- Goal
Extract each line holding the word "Oferta" from the entries.

# START OF Exercise materials

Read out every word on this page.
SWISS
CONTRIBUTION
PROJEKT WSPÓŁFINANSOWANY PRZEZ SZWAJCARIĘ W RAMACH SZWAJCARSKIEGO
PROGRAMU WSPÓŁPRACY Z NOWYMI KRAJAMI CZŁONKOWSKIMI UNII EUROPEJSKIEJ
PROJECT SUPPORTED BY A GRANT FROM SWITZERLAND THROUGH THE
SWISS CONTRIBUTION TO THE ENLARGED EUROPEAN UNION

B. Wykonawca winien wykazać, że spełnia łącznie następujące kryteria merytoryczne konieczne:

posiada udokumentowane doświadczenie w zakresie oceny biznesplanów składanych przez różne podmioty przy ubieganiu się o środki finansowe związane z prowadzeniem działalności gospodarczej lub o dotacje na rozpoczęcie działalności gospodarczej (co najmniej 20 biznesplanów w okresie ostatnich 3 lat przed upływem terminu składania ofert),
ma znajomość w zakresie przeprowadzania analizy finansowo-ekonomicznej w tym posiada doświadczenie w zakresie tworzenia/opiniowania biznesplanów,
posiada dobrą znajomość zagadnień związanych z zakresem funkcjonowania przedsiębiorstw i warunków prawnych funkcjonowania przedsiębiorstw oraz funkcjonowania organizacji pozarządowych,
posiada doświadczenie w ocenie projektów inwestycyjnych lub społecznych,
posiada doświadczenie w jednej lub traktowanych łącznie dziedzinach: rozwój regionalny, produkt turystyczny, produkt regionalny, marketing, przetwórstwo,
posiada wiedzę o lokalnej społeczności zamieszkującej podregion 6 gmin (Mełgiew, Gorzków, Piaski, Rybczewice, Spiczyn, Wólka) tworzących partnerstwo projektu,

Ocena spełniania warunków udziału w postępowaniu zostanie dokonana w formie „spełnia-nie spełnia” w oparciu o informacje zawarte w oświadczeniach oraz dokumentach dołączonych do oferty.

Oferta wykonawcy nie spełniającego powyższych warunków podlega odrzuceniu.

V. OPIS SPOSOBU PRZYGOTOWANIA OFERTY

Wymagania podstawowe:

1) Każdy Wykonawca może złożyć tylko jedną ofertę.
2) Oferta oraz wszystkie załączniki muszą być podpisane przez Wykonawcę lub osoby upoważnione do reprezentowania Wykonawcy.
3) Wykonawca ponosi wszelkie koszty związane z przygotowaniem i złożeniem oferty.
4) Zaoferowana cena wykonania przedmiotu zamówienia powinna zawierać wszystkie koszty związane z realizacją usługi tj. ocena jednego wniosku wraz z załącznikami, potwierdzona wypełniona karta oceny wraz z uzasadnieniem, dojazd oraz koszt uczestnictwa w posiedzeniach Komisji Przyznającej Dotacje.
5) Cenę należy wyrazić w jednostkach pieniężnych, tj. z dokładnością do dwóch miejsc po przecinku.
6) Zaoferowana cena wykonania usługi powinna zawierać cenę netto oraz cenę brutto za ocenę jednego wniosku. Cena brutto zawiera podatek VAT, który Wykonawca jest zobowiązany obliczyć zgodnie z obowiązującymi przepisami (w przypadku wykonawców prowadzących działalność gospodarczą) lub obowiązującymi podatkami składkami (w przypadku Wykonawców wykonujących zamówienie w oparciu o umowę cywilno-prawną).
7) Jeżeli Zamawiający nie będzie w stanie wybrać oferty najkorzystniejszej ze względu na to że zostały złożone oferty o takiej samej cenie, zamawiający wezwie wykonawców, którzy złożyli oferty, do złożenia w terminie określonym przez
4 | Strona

# END OF Exercise materials

- Final result
Oferta wykonawcy nie spełniającego powyższych warunków podlega odrzuceniu.
2) Oferta oraz wszystkie załączniki muszą być podpisane przez Wykonawcę lub osoby upoważnione do reprezentowania Wykonawcy.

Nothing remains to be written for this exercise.